*** MATERIAL SUPPLIED ***

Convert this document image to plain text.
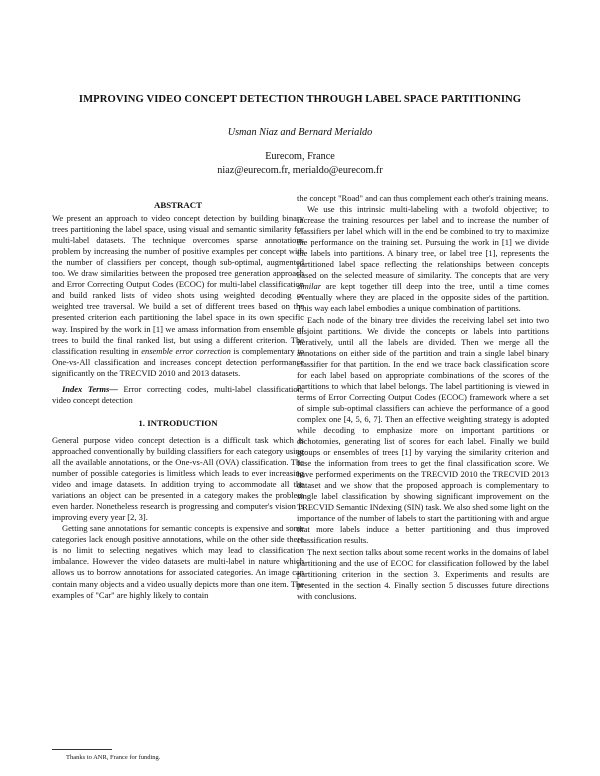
IMPROVING VIDEO CONCEPT DETECTION THROUGH LABEL SPACE PARTITIONING
Usman Niaz and Bernard Merialdo
Eurecom, France
niaz@eurecom.fr, merialdo@eurecom.fr
ABSTRACT

We present an approach to video concept detection by building binary trees partitioning the label space, using visual and semantic similarity for multi-label datasets. The technique overcomes sparse annotations problem by increasing the number of positive examples per concept with the number of classifiers per concept, though sub-optimal, augmented too. We draw similarities between the proposed tree generation approach and Error Correcting Output Codes (ECOC) for multi-label classification and build ranked lists of video shots using weighted decoding or weighted tree traversal. We build a set of different trees based on the presented criterion each partitioning the label space in its own specific way. Inspired by the work in [1] we amass information from ensemble of trees to build the final ranked list, but using a different criterion. The classification resulting in ensemble error correction is complementary to One-vs-All classification and increases concept detection performance significantly on the TRECVID 2010 and 2013 datasets.

Index Terms— Error correcting codes, multi-label classification, video concept detection

1. INTRODUCTION

General purpose video concept detection is a difficult task which is approached conventionally by building classifiers for each category using all the available annotations, or the One-vs-All (OVA) classification. The number of possible categories is limitless which leads to ever increasing video and image datasets. In addition trying to accommodate all the variations an object can be presented in a category makes the problem even harder. Nonetheless research is progressing and computer's vision is improving every year [2, 3].

Getting sane annotations for semantic concepts is expensive and some categories lack enough positive annotations, while on the other side there is no limit to selecting negatives which may lead to classification imbalance. However the video datasets are multi-label in nature which allows us to borrow annotations for associated categories. An image can contain many objects and a video usually depicts more than one item. The examples of "Car" are highly likely to contain

the concept "Road" and can thus complement each other's training means.

We use this intrinsic multi-labeling with a twofold objective; to increase the training resources per label and to increase the number of classifiers per label which will in the end be combined to try to maximize the performance on the training set. Pursuing the work in [1] we divide the labels into partitions. A binary tree, or label tree [1], represents the partitioned label space reflecting the relationships between concepts based on the selected measure of similarity. The concepts that are very similar are kept together till deep into the tree, until a time comes eventually where they are placed in the opposite sides of the partition. This way each label embodies a unique combination of partitions.

Each node of the binary tree divides the receiving label set into two disjoint partitions. We divide the concepts or labels into partitions iteratively, until all the labels are divided. Then we merge all the annotations on either side of the partition and train a single label binary classifier for that partition. In the end we trace back classification score for each label based on appropriate combinations of the scores of the partitions to which that label belongs. The label partitioning is viewed in terms of Error Correcting Output Codes (ECOC) framework where a set of simple sub-optimal classifiers can achieve the performance of a good complex one [4, 5, 6, 7]. Then an effective weighting strategy is adopted while decoding to emphasize more on important partitions or dichotomies, generating list of scores for each label. Finally we build groups or ensembles of trees [1] by varying the similarity criterion and fuse the information from trees to get the final classification score. We have performed experiments on the TRECVID 2010 the TRECVID 2013 dataset and we show that the proposed approach is complementary to single label classification by showing significant improvement on the TRECVID Semantic INdexing (SIN) task. We also shed some light on the importance of the number of labels to start the partitioning with and argue that more labels induce a better partitioning and thus improved classification results.

The next section talks about some recent works in the domains of label partitioning and the use of ECOC for classification followed by the label partitioning criterion in the section 3. Experiments and results are presented in the section 4. Finally section 5 discusses future directions with conclusions.

Thanks to ANR, France for funding.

***

TASK DETAILS
Pick out each line in the material containing "France".

CORRECT OUTPUT
Eurecom, France
Thanks to ANR, France for funding.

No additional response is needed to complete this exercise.